▶ _Fragmento de la página_:
+ + + + +

Incluso lo hubiera podido firmar con el pseudónimo de
Gabriel Luna, para dar más encanto misterioso a la obra y
espolear la curiosidad del lector.
Así el protagonista Gabriel Luna, además de ser un lunático, para hacer honor a su nombre, resulta un insoportable orador que a nadie puede hablar sin endilgarle un discurso. El afán de la tesis ha influido de tal manera en la exposición y acción del drama, que ha hecho a Blasco torcer todas las direcciones de los personajes. Así son inconcebibles e inverosímiles los tipos del cardenal, que es Monescillo, retratado tal como lo podía hacer un aguador, y el de don Martín, un curita joven que reniega abiertamente y públicamente de la Religión por las conversaciones habidas con el anarquista. Las escenas también son desvirtuadas y desfiguradas en ocasiones; así, en el capítulo tercero agranda las proporciones de los tormentos sufridos en Monjuit por el anarquista. Sin embargo, de escenas y personajes quedan muchos admirables y humanos, como el tipo de Sagrario, la pobre virgen «loca de su cuerpo», según la inconmensurable frase de Rubén Darío, que se entrega al novio y camina después hacia la prostitución por ansias de lujo. Es soberbia también la figura del Tato, el granujilla, español hasta la médula de los huesos, vicioso, holgazán, amigo de los toros, tipo representativo de toda una clase o más bien hez social que infesta los suburbios de nuestras viejas ciudades.

+ + + + +

▶ _Consigna A_:
Responde según el fragmento sobre la novela de Blasco:
(i) ¿Con qué pseudónimo se hubiera podido firmar la obra?
(ii) ¿Quién es el cardenal retratado en la novela?
(iii) ¿En qué capítulo se agrandan los tormentos sufridos en Monjuit por el anarquista?
▶ _Consigna B_: Reproduce, por favor, sin cambios el tramo de los registros que empieza en la línea que contiene "x-tick-label: 1960 bbox=[130, 431, 155, 442]" y termina en la que contiene "legend-label: Sterile bbox=[562, 107, 594, 118]", ambas incluidas.

+ + + + +

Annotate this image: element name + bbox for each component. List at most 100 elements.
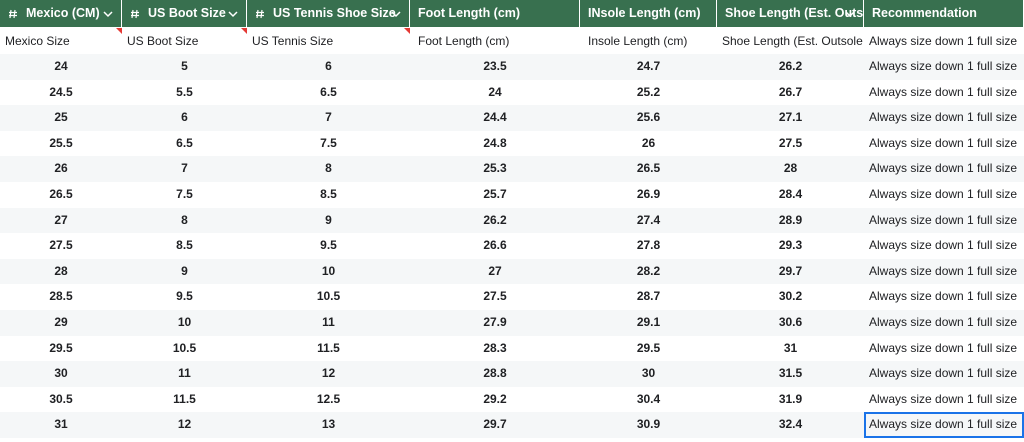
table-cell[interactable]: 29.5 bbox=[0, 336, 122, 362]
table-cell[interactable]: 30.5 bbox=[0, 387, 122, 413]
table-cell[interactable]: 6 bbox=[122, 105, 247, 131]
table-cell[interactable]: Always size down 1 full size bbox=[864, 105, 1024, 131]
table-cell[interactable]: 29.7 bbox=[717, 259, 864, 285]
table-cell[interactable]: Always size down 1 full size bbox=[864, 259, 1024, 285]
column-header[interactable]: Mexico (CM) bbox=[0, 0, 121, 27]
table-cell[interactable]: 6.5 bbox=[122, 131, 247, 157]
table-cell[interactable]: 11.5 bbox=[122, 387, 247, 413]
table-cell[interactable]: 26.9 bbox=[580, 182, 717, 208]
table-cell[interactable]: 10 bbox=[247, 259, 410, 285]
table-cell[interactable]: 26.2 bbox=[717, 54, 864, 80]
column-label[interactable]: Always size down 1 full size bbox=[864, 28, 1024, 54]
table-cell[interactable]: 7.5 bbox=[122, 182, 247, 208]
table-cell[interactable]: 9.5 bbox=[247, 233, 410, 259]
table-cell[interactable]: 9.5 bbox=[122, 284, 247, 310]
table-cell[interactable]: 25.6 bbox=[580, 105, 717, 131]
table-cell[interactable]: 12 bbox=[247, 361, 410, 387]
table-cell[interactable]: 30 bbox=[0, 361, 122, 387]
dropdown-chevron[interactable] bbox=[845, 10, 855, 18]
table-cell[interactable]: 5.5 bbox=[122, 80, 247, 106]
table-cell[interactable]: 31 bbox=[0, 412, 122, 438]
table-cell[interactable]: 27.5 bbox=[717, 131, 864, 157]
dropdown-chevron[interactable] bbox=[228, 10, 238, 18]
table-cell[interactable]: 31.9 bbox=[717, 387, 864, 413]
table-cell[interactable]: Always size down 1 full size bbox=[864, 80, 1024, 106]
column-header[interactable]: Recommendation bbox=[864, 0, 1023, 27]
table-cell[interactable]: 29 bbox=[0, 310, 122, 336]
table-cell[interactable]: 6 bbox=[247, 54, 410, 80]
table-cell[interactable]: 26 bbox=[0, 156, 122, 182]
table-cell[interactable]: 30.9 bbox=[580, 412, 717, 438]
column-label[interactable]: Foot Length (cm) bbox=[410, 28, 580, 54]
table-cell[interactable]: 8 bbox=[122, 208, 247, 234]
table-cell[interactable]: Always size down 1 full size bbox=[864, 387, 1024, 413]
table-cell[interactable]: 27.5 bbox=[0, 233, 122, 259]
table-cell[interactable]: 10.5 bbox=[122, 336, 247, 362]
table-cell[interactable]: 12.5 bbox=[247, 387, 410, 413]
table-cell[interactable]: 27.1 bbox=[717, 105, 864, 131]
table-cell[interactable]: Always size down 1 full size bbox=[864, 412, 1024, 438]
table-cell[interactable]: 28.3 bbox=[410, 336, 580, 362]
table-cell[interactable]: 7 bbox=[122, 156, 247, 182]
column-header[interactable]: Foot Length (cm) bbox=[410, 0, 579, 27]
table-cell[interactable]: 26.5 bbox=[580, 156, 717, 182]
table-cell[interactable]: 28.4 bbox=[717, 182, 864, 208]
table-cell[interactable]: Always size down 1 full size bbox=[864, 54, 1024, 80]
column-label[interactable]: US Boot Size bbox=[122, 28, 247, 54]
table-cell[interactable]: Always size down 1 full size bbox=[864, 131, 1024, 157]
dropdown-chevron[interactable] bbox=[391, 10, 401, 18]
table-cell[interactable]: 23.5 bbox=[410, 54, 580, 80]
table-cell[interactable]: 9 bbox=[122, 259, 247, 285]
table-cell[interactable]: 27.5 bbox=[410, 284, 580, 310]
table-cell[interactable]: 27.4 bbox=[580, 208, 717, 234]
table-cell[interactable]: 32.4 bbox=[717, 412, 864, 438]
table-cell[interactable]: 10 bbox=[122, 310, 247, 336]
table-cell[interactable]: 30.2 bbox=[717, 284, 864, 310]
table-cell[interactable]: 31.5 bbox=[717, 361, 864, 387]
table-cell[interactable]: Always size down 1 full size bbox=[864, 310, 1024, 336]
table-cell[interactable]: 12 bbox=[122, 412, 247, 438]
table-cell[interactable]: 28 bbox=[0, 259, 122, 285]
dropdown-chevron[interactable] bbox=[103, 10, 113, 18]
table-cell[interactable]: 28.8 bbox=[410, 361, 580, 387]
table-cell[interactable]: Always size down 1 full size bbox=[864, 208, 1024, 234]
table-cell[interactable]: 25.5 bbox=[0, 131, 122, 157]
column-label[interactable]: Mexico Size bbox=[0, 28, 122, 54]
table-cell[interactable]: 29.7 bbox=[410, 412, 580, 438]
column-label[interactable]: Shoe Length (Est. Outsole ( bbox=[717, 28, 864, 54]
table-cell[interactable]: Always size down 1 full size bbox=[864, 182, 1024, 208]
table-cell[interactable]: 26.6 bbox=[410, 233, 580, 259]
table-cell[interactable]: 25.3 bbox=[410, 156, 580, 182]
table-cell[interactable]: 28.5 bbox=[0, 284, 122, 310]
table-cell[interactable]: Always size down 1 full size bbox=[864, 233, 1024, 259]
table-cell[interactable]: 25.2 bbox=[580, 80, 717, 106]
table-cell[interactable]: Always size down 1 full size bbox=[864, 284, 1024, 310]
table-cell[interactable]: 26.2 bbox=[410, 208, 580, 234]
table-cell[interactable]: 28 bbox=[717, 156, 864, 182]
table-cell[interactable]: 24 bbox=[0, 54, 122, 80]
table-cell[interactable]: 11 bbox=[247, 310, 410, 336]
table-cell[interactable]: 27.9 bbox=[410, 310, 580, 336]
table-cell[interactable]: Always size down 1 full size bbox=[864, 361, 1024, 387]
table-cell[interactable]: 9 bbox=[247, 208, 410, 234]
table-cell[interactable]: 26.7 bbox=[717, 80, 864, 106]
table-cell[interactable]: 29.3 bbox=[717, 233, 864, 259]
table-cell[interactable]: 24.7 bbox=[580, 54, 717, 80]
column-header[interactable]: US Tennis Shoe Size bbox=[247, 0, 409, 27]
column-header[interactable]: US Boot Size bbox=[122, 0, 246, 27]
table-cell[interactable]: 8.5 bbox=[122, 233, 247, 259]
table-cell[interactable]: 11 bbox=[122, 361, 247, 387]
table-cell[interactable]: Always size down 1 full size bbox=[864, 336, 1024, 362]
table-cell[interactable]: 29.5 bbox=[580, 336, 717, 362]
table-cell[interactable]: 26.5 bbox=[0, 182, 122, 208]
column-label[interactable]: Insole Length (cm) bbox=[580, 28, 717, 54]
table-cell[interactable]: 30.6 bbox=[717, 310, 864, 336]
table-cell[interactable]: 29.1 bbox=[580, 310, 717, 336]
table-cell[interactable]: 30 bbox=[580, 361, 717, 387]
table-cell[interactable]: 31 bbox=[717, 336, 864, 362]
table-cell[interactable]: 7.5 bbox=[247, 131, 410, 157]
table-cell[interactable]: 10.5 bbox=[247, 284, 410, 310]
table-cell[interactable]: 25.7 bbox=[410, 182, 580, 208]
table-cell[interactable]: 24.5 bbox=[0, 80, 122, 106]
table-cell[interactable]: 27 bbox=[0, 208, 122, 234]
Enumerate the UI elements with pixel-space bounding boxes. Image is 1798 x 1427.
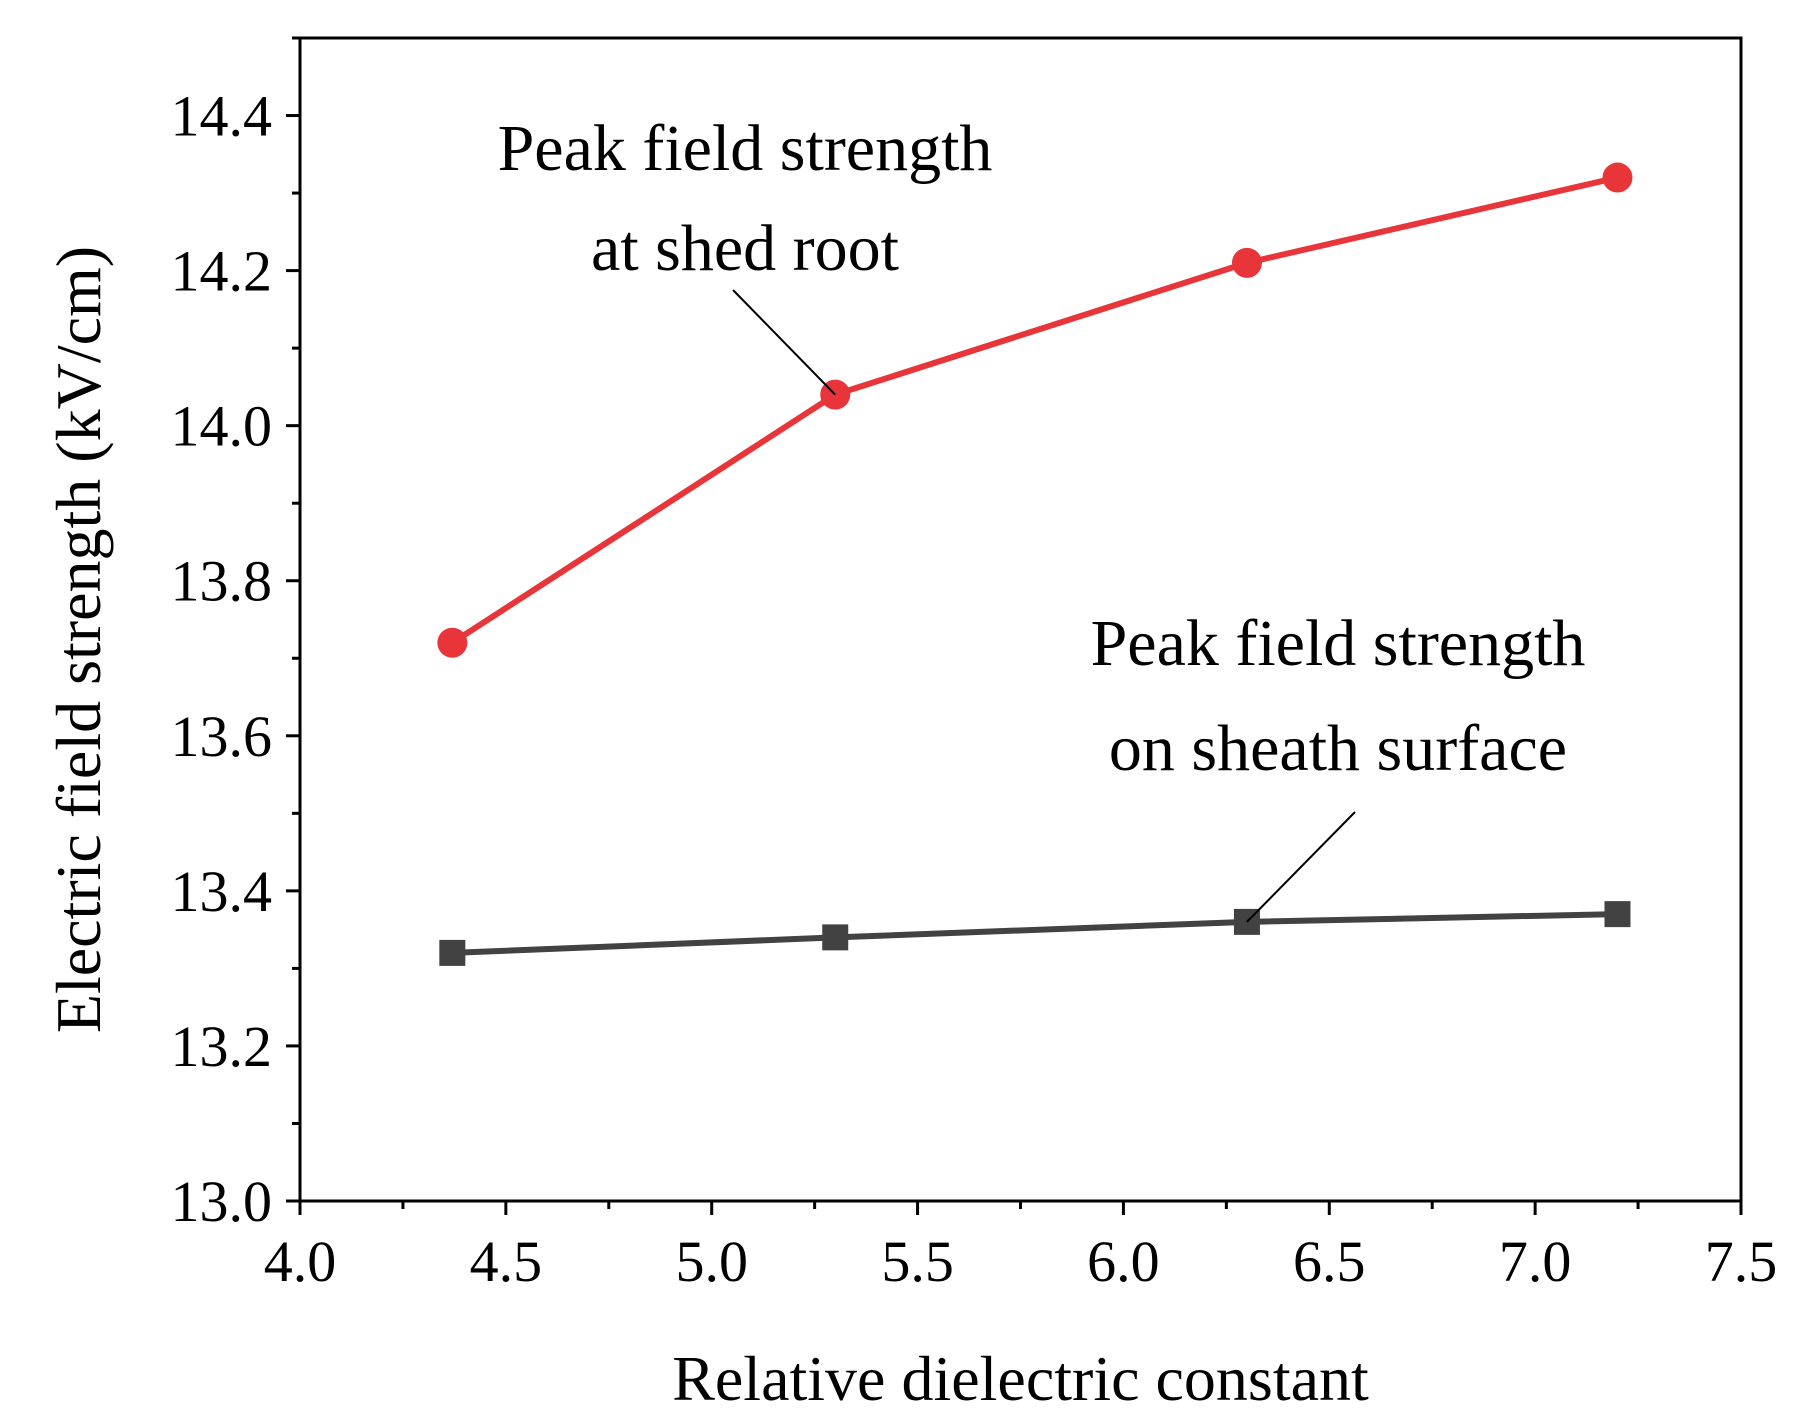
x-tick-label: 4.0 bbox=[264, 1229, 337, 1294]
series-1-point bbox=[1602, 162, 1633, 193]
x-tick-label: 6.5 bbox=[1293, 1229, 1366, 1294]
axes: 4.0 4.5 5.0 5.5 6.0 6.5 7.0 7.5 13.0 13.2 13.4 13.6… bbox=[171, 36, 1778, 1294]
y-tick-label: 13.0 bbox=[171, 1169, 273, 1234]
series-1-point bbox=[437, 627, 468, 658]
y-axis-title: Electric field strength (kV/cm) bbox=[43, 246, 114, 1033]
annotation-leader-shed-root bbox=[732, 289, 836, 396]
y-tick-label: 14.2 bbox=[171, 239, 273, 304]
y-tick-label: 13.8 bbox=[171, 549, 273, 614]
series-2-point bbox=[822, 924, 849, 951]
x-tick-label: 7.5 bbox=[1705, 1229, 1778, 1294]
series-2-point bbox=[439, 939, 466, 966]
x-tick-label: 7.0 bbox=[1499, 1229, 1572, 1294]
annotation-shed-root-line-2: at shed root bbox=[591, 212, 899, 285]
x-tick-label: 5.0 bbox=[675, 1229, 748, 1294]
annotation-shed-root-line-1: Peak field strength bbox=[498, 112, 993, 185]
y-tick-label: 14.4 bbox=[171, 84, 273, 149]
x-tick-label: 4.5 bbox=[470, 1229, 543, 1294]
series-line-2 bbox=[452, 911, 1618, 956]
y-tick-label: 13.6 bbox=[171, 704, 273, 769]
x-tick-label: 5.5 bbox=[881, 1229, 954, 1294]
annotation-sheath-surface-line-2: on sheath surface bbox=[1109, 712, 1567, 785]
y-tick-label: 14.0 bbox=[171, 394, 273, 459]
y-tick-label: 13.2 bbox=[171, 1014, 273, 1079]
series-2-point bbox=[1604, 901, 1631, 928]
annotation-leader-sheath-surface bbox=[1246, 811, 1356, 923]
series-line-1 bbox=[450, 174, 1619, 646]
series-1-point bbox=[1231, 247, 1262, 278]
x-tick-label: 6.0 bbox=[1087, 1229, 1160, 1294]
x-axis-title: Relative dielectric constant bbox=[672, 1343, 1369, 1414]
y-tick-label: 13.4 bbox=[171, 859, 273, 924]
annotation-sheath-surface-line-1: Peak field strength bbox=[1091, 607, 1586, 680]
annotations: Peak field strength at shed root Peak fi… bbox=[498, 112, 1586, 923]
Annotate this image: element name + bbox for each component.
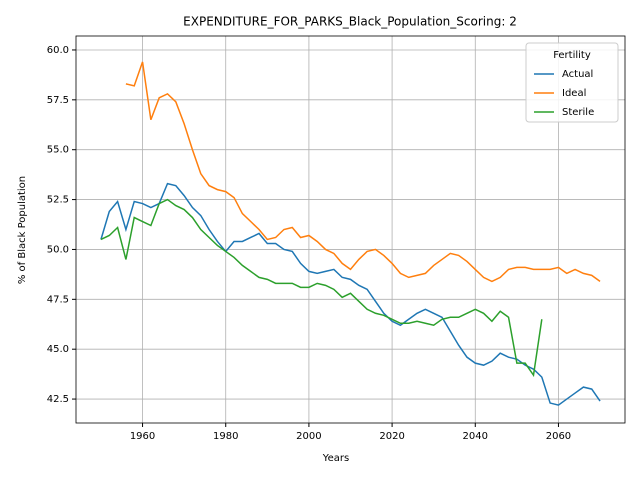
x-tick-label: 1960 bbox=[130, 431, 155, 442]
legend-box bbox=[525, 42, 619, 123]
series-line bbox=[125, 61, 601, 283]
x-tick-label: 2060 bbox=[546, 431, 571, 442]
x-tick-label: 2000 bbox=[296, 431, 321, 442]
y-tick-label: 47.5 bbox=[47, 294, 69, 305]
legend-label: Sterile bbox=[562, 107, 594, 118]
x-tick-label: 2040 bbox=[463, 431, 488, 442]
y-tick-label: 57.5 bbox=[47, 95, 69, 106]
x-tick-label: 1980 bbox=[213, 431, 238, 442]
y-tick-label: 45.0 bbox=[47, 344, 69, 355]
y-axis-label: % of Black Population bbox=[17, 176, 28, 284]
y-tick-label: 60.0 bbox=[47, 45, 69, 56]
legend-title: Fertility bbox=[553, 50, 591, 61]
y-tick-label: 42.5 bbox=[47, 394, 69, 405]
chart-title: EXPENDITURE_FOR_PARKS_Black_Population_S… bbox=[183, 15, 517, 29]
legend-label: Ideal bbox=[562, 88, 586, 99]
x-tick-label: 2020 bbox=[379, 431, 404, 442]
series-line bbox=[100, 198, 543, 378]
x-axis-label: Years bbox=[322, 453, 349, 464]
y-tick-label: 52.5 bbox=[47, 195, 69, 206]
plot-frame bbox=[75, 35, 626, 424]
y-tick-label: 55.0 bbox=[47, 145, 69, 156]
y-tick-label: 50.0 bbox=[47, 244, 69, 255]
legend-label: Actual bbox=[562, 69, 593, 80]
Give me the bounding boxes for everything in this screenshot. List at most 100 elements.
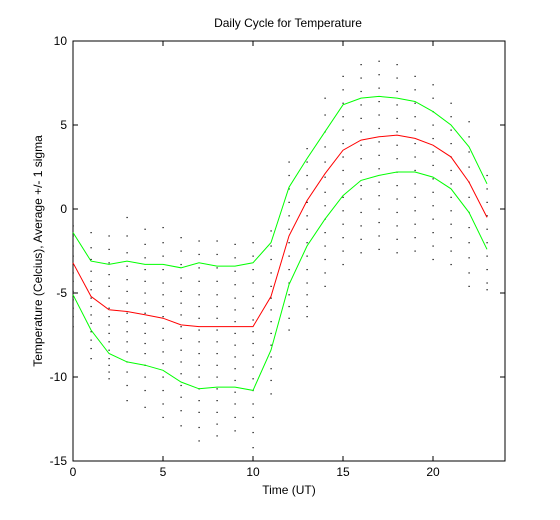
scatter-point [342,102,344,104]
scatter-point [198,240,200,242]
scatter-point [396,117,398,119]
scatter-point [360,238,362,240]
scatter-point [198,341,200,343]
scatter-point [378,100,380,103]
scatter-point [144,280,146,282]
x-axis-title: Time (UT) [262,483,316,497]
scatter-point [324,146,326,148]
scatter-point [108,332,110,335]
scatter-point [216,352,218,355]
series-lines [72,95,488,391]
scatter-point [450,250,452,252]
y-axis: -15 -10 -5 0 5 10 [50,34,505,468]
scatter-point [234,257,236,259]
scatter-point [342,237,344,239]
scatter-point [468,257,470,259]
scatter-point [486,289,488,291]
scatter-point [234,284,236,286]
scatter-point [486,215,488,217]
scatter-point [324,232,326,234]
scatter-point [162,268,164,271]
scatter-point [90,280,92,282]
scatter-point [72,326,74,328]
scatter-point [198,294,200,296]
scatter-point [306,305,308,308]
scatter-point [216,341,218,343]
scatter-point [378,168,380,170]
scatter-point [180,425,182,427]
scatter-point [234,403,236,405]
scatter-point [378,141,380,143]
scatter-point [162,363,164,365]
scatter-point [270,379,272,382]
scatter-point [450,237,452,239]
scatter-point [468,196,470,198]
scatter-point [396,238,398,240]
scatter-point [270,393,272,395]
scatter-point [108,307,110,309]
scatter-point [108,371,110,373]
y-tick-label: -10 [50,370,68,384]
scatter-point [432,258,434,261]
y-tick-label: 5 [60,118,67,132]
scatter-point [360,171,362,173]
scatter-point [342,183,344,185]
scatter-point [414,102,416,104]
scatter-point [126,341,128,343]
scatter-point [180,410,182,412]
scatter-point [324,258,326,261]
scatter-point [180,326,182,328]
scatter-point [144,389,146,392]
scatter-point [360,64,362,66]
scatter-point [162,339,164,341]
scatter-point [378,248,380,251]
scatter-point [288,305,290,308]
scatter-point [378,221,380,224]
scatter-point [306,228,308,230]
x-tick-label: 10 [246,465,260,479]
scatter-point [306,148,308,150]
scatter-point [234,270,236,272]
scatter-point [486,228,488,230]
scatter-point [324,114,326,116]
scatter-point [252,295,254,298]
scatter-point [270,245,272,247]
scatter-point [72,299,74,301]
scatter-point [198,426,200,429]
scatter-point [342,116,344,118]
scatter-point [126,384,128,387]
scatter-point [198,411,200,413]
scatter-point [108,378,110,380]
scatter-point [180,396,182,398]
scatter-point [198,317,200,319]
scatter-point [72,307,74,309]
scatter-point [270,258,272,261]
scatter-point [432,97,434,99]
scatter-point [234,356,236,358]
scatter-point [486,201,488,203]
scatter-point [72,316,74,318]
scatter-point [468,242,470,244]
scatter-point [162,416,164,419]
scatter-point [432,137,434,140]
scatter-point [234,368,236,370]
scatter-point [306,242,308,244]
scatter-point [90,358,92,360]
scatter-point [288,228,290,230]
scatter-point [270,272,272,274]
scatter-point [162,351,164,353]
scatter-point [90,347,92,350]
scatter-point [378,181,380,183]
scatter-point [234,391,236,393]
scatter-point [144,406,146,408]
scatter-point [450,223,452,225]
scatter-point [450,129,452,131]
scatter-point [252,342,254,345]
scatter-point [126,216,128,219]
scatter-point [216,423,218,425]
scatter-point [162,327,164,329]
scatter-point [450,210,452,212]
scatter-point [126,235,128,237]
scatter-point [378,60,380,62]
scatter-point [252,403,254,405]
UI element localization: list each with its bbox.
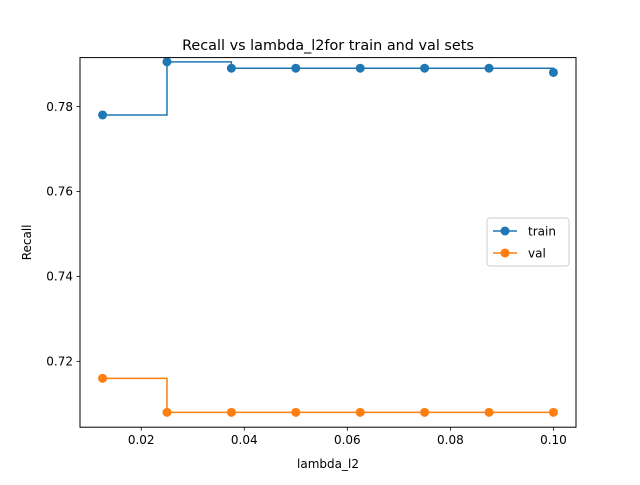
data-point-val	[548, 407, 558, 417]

+ + + + +

▶ _Solución A_:
(i) Gabriel Luna.
(ii) Monescillo.
(iii) En el capítulo tercero.

▶ _Solución B_:
x-tick-label: 1960 bbox=[130, 431, 155, 442]
legend-box bbox=[525, 42, 619, 123]
series-line bbox=[125, 61, 601, 283]
x-tick-label: 2060 bbox=[546, 431, 571, 442]
x-tick-label: 2000 bbox=[296, 431, 321, 442]
y-tick-label: 47.5 bbox=[47, 294, 69, 305]
legend-label: Sterile bbox=[562, 107, 594, 118]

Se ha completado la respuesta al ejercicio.